• _What the exercise asks_: From the entries below, work out the number of lines that hold the word "this", and give that number alone.

• _Material_:
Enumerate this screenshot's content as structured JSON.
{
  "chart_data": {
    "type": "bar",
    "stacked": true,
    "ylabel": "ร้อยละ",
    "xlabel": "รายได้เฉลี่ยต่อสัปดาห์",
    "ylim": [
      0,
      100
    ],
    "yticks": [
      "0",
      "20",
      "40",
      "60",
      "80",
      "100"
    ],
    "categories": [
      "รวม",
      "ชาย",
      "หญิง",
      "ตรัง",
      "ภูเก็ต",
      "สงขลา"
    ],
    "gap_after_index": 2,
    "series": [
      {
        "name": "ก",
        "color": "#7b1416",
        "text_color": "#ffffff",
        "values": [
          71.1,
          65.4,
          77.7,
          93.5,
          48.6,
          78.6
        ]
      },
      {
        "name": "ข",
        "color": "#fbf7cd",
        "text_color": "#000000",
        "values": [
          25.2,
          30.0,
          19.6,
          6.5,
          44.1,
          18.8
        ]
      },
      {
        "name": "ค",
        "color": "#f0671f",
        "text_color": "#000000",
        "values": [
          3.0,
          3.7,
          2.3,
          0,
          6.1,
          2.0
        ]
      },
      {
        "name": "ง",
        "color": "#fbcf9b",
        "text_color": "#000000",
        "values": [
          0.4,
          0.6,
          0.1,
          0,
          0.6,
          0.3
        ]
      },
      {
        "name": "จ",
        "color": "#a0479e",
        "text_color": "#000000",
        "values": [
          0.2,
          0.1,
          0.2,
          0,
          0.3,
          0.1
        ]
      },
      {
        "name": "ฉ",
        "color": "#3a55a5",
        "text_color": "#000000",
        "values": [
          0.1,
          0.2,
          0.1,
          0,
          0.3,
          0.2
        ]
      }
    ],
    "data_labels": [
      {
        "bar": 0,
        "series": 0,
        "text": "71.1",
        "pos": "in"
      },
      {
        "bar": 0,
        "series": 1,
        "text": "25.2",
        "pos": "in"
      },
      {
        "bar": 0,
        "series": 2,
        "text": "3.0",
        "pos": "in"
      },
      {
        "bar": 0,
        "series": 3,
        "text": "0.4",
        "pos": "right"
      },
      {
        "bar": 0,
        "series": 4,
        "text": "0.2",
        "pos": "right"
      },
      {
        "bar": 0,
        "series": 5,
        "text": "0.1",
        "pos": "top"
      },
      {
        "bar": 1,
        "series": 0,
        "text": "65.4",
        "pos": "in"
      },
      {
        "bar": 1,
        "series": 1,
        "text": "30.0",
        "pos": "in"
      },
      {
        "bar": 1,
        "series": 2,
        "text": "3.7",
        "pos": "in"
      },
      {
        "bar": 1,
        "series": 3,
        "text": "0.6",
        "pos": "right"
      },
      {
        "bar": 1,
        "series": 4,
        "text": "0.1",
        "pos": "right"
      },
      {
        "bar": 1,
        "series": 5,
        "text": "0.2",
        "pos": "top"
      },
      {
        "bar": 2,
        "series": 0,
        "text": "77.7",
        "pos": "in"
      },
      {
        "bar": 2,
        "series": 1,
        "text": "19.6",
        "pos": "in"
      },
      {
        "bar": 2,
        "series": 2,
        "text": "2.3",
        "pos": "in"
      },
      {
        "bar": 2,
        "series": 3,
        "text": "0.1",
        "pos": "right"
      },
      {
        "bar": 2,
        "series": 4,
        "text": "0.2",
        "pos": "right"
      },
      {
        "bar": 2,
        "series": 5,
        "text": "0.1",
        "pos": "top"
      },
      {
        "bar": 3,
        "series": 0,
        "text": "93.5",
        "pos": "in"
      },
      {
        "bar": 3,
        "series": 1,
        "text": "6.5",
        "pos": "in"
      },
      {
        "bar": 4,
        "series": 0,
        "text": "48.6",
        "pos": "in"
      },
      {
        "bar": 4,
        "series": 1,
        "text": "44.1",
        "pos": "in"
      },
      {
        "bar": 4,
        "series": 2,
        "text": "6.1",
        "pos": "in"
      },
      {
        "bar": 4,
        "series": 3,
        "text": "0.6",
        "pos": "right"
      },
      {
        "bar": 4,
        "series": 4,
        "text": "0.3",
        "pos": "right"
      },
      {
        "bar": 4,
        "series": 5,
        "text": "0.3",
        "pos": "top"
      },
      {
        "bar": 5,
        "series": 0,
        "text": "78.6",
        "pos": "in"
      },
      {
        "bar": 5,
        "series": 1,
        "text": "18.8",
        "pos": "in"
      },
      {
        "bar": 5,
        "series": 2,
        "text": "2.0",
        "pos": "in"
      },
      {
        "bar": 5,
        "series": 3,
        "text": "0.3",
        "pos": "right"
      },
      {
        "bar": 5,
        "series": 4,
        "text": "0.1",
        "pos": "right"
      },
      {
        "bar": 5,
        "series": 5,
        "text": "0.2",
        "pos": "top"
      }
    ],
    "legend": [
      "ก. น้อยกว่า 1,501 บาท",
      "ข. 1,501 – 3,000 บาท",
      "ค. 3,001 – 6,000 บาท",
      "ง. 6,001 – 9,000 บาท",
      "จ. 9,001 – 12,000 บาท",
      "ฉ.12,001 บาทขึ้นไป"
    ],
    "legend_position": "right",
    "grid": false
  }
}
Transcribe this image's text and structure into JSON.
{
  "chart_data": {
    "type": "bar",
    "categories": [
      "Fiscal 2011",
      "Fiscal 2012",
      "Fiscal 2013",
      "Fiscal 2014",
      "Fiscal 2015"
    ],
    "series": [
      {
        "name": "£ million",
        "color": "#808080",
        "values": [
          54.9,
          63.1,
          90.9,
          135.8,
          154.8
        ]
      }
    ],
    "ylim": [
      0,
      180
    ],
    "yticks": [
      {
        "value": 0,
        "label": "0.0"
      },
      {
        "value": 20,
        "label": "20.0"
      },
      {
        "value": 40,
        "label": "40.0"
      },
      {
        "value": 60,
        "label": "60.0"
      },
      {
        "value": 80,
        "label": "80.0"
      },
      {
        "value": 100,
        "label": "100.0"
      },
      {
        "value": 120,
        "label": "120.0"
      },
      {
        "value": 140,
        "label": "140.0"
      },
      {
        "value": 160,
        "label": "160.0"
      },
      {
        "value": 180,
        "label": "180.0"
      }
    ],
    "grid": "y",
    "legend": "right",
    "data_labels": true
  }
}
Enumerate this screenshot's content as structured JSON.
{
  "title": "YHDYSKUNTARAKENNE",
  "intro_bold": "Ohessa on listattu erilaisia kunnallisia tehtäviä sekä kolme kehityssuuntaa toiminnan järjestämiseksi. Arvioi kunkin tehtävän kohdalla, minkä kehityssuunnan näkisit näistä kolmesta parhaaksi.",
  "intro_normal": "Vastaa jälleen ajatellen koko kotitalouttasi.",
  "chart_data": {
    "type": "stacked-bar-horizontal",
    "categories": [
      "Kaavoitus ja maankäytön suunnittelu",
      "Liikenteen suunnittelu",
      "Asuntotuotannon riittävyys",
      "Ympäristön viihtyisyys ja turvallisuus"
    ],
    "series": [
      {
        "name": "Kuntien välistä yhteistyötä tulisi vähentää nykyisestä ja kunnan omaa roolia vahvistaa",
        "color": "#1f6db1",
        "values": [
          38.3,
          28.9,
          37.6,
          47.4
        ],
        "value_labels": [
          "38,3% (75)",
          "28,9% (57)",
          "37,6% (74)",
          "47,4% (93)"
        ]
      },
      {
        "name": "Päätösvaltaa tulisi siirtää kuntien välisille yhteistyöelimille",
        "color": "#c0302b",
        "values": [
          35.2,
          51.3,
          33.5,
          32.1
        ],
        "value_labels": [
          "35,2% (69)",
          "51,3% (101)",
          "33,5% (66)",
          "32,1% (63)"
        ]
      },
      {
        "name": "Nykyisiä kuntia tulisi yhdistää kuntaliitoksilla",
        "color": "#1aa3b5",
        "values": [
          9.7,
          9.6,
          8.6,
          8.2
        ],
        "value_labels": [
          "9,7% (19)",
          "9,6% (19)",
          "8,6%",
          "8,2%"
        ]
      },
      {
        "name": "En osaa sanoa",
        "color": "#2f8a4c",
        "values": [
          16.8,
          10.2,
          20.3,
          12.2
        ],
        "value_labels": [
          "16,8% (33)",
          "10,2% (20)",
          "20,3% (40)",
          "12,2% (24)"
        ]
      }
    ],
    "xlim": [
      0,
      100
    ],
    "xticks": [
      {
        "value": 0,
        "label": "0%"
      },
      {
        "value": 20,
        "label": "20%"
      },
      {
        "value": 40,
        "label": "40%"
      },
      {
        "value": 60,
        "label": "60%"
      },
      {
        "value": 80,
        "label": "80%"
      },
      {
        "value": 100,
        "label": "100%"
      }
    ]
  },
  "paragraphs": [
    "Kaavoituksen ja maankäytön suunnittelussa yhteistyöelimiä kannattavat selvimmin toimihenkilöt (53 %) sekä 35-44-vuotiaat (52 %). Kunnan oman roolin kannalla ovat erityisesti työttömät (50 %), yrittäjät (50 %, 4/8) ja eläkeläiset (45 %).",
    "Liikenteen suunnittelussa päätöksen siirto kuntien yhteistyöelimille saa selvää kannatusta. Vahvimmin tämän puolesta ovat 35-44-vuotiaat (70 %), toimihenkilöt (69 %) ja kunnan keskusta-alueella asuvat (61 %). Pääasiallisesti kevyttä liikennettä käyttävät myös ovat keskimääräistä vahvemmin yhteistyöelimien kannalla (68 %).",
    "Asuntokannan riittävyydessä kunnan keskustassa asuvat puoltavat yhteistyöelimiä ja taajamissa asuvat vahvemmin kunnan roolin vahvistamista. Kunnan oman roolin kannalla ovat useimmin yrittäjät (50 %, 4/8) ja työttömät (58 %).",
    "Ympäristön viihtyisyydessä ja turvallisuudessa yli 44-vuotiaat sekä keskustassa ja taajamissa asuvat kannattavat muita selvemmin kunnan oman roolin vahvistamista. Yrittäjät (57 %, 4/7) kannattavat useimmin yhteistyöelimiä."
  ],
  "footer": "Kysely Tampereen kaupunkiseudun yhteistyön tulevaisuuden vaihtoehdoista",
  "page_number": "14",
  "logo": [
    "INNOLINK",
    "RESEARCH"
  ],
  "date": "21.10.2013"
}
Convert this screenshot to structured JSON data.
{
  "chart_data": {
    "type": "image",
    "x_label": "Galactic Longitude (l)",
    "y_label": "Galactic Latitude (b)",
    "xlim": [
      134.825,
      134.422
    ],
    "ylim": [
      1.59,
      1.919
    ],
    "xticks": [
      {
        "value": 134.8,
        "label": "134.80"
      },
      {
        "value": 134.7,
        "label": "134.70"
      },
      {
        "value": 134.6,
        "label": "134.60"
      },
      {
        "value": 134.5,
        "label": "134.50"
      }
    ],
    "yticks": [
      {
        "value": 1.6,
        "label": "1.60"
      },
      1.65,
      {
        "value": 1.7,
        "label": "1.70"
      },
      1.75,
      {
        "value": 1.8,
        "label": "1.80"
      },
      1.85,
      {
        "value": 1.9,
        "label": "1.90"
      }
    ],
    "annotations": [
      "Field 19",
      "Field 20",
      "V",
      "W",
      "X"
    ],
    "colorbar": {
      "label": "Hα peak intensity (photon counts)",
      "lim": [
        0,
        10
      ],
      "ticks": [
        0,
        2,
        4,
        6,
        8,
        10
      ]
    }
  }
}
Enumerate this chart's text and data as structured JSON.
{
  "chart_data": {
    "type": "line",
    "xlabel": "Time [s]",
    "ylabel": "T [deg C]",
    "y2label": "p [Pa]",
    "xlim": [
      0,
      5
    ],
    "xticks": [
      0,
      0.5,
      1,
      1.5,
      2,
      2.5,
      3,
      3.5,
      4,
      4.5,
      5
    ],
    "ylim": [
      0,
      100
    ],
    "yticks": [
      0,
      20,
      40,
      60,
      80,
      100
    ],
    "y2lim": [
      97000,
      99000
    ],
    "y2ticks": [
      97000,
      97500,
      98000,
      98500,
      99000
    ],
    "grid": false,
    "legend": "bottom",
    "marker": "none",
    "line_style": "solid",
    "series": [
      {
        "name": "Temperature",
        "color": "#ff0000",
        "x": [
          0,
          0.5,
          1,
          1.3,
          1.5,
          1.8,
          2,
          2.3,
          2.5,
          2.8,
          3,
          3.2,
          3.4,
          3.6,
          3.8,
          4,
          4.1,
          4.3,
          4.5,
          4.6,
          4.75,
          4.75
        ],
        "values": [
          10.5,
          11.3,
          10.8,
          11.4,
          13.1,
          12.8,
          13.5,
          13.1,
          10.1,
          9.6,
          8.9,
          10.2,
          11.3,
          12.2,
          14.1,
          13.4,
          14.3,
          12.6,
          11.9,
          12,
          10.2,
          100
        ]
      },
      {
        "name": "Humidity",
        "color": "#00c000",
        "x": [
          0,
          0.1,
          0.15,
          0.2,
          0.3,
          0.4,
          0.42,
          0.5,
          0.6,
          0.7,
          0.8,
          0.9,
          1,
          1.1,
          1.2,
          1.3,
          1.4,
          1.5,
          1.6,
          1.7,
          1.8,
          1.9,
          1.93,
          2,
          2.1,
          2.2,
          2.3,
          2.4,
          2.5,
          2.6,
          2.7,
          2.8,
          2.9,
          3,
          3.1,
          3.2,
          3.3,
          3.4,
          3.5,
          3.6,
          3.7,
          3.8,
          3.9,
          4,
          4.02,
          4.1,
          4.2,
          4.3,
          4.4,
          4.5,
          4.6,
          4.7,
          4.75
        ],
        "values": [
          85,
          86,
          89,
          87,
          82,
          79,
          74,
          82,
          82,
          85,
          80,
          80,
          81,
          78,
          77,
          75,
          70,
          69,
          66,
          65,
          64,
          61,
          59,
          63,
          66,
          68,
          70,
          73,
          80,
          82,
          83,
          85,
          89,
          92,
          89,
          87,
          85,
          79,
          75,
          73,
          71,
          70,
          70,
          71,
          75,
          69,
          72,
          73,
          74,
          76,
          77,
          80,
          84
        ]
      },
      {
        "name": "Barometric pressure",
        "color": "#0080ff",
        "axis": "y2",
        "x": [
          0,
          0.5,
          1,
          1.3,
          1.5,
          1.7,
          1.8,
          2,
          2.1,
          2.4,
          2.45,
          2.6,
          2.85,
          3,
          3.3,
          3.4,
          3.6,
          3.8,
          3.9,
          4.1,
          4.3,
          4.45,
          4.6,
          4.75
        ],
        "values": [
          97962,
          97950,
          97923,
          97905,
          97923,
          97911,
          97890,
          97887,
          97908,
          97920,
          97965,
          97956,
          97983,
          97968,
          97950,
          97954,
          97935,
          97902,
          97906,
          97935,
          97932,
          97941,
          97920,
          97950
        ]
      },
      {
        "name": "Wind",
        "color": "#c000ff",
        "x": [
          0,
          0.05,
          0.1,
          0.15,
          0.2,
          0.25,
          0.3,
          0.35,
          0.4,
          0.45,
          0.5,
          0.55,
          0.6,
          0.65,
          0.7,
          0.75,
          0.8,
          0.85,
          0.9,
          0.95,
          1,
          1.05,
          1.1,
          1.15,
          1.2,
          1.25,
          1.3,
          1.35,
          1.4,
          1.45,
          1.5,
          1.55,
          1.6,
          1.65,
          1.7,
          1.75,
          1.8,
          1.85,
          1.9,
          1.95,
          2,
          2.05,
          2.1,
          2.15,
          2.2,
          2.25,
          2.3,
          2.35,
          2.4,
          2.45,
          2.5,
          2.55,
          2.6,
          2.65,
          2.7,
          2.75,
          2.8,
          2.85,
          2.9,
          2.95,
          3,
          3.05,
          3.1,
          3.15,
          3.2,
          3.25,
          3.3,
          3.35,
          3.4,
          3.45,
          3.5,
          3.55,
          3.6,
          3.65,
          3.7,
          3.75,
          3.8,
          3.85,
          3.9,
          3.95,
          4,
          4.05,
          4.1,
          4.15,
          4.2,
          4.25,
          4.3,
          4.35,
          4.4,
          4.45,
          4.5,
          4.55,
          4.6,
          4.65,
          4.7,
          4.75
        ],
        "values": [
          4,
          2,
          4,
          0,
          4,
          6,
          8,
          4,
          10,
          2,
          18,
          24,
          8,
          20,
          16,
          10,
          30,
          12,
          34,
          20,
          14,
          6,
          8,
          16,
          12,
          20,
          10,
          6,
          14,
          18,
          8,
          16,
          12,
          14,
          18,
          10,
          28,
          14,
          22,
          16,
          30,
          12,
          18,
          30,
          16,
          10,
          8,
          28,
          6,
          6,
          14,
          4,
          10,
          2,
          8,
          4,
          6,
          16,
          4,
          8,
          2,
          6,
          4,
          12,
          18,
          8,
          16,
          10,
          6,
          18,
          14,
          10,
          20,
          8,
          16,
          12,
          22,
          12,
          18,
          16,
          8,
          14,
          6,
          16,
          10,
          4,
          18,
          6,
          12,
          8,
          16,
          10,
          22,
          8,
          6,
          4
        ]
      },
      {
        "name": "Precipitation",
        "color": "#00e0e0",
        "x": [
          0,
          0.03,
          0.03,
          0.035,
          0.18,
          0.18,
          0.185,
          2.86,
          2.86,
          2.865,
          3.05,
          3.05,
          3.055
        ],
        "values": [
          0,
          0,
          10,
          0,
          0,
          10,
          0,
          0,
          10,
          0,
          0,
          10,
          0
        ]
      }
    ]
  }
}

• _Exercise response_: 5